THE EXERCISE
Images excluded, repeat each entry below exactly.

BEGIN

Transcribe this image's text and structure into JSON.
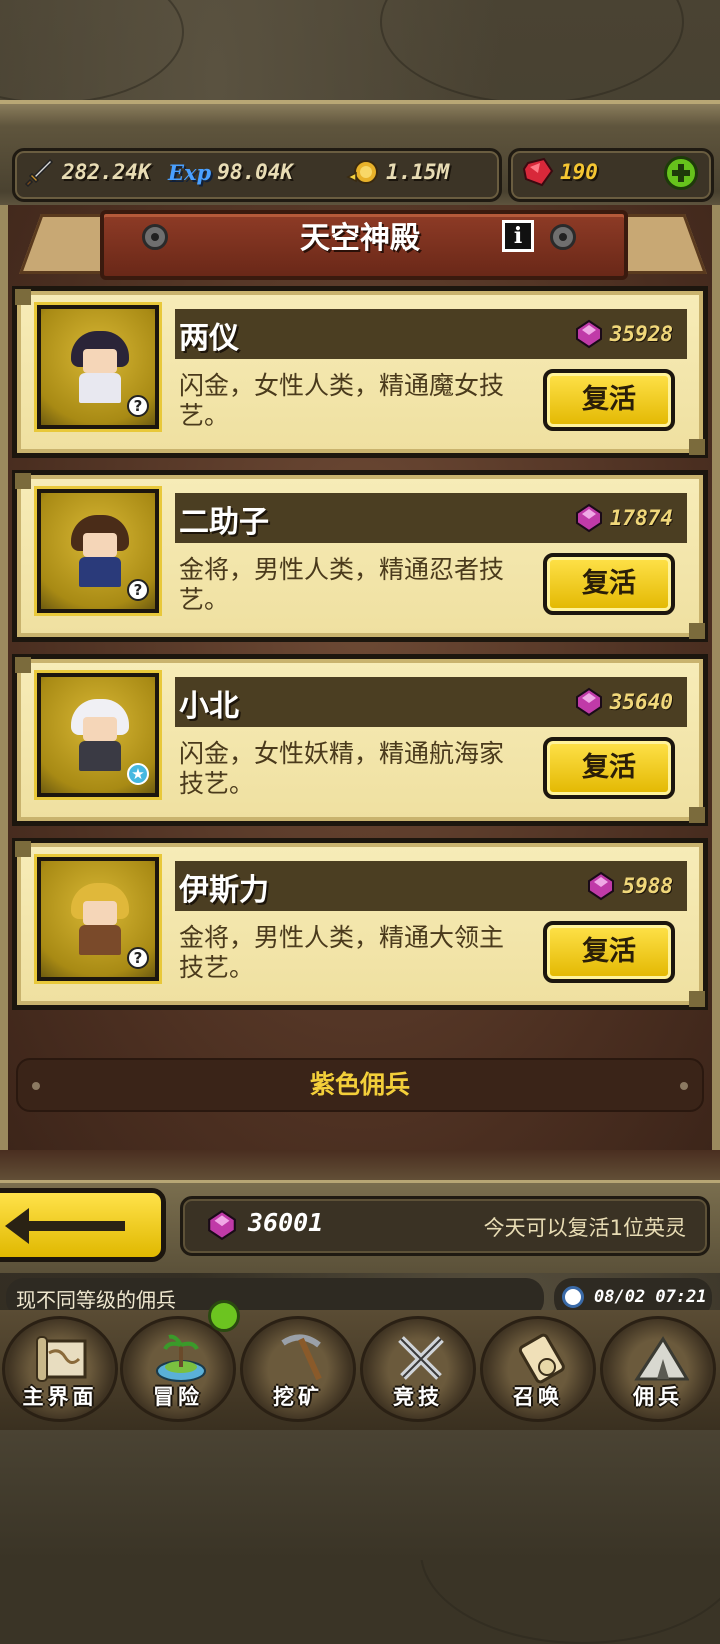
{
  "resources": {
    "attack": "282.24K",
    "exp_icon_label": "Exp",
    "exp": "98.04K",
    "gold": "1.15M",
    "gems": "190"
  },
  "panel": {
    "title": "天空神殿",
    "info_icon": "i"
  },
  "heroes": [
    {
      "name": "两仪",
      "cost": "35928",
      "desc": "闪金，女性人类，精通魔女技艺。",
      "button": "复活",
      "badge": "?"
    },
    {
      "name": "二助子",
      "cost": "17874",
      "desc": "金将，男性人类，精通忍者技艺。",
      "button": "复活",
      "badge": "?"
    },
    {
      "name": "小北",
      "cost": "35640",
      "desc": "闪金，女性妖精，精通航海家技艺。",
      "button": "复活",
      "badge": "★"
    },
    {
      "name": "伊斯力",
      "cost": "5988",
      "desc": "金将，男性人类，精通大领主技艺。",
      "button": "复活",
      "badge": "?"
    }
  ],
  "section": {
    "label": "紫色佣兵"
  },
  "footer": {
    "gem_total": "36001",
    "note": "今天可以复活1位英灵"
  },
  "ticker": {
    "text": "现不同等级的佣兵"
  },
  "clock": {
    "text": "08/02 07:21"
  },
  "nav": [
    {
      "label": "主界面",
      "icon": "map-scroll-icon"
    },
    {
      "label": "冒险",
      "icon": "island-icon"
    },
    {
      "label": "挖矿",
      "icon": "pickaxe-icon"
    },
    {
      "label": "竞技",
      "icon": "crossed-swords-icon"
    },
    {
      "label": "召唤",
      "icon": "summon-scroll-icon"
    },
    {
      "label": "佣兵",
      "icon": "tent-icon"
    }
  ],
  "colors": {
    "gold_button": "#f2c815",
    "card_bg": "#f4e8b0",
    "banner_red": "#8e3b26",
    "gem_purple": "#c03aa8"
  }
}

END

SOLUTION FOR THIS EXERCISE
Transcribe this image's text and structure into JSON.
{
  "resources": {
    "attack": "282.24K",
    "exp_icon_label": "Exp",
    "exp": "98.04K",
    "gold": "1.15M",
    "gems": "190"
  },
  "panel": {
    "title": "天空神殿",
    "info_icon": "i"
  },
  "heroes": [
    {
      "name": "两仪",
      "cost": "35928",
      "desc": "闪金，女性人类，精通魔女技艺。",
      "button": "复活",
      "badge": "?"
    },
    {
      "name": "二助子",
      "cost": "17874",
      "desc": "金将，男性人类，精通忍者技艺。",
      "button": "复活",
      "badge": "?"
    },
    {
      "name": "小北",
      "cost": "35640",
      "desc": "闪金，女性妖精，精通航海家技艺。",
      "button": "复活",
      "badge": "★"
    },
    {
      "name": "伊斯力",
      "cost": "5988",
      "desc": "金将，男性人类，精通大领主技艺。",
      "button": "复活",
      "badge": "?"
    }
  ],
  "section": {
    "label": "紫色佣兵"
  },
  "footer": {
    "gem_total": "36001",
    "note": "今天可以复活1位英灵"
  },
  "ticker": {
    "text": "现不同等级的佣兵"
  },
  "clock": {
    "text": "08/02 07:21"
  },
  "nav": [
    {
      "label": "主界面",
      "icon": "map-scroll-icon"
    },
    {
      "label": "冒险",
      "icon": "island-icon"
    },
    {
      "label": "挖矿",
      "icon": "pickaxe-icon"
    },
    {
      "label": "竞技",
      "icon": "crossed-swords-icon"
    },
    {
      "label": "召唤",
      "icon": "summon-scroll-icon"
    },
    {
      "label": "佣兵",
      "icon": "tent-icon"
    }
  ],
  "colors": {
    "gold_button": "#f2c815",
    "card_bg": "#f4e8b0",
    "banner_red": "#8e3b26",
    "gem_purple": "#c03aa8"
  }
}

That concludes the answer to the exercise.